WHAT IS BEING ASKED → Each line containing the word "size" must be collected.

Records from a collection of figures →
• • • • •
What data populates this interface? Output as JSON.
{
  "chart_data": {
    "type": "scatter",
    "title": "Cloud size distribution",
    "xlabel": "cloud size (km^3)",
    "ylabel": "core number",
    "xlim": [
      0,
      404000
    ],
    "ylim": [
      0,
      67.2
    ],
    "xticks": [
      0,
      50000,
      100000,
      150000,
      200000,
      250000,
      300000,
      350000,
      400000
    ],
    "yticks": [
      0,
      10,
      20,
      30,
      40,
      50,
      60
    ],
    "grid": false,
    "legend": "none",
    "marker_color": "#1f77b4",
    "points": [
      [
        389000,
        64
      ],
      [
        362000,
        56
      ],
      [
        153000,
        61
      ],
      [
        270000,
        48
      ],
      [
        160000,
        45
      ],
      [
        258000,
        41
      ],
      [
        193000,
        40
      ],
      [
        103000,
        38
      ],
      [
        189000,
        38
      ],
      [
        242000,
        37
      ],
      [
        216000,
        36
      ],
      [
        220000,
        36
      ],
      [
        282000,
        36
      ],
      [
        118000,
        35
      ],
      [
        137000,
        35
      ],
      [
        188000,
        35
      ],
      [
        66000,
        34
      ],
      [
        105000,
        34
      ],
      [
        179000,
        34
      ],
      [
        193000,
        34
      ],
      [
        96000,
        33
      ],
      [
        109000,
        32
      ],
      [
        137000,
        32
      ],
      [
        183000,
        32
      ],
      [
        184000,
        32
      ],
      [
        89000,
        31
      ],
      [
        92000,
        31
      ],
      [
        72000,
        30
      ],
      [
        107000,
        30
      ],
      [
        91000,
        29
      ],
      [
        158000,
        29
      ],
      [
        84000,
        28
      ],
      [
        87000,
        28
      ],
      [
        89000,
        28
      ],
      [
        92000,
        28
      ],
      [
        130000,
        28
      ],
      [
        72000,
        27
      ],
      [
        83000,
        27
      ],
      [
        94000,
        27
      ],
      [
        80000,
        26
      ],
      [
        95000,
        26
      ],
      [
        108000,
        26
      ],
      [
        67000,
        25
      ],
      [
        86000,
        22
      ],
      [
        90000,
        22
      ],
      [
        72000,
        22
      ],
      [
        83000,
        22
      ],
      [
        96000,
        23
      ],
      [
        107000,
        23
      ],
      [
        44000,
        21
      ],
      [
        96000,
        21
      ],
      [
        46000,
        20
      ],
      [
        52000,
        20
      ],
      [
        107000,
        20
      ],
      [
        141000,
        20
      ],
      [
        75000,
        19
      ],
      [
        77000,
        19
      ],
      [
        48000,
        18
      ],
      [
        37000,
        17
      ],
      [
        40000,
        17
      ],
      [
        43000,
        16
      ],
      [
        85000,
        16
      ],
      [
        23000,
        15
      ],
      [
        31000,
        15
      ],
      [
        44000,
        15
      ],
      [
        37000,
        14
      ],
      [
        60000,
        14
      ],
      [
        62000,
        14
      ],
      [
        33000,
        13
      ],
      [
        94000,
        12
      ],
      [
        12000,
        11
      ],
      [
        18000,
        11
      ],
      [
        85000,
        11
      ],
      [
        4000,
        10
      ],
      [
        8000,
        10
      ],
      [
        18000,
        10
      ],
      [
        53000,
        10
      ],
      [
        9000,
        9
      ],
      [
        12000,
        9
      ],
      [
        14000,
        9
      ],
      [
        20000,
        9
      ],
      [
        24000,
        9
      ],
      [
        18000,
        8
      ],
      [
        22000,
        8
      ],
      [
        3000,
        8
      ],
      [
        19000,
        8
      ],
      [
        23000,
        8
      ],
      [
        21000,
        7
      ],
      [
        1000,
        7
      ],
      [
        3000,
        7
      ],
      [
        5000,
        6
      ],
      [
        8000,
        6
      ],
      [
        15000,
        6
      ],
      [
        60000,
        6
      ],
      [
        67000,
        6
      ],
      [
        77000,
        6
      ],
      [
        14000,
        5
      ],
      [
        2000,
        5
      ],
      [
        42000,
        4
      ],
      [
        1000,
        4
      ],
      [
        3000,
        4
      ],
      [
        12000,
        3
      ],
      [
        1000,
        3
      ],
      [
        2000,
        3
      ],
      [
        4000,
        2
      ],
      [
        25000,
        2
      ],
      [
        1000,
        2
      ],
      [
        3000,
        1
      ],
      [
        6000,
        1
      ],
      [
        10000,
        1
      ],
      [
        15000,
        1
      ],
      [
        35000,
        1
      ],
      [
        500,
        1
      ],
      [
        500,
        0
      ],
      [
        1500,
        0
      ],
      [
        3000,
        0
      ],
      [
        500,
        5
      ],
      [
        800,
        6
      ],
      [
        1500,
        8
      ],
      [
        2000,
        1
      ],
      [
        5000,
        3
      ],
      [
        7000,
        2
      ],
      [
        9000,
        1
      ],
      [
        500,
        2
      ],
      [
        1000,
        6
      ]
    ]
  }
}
• • • • •
TASK RESULT →
    "title": "Cloud size distribution",
    "xlabel": "cloud size (km^3)",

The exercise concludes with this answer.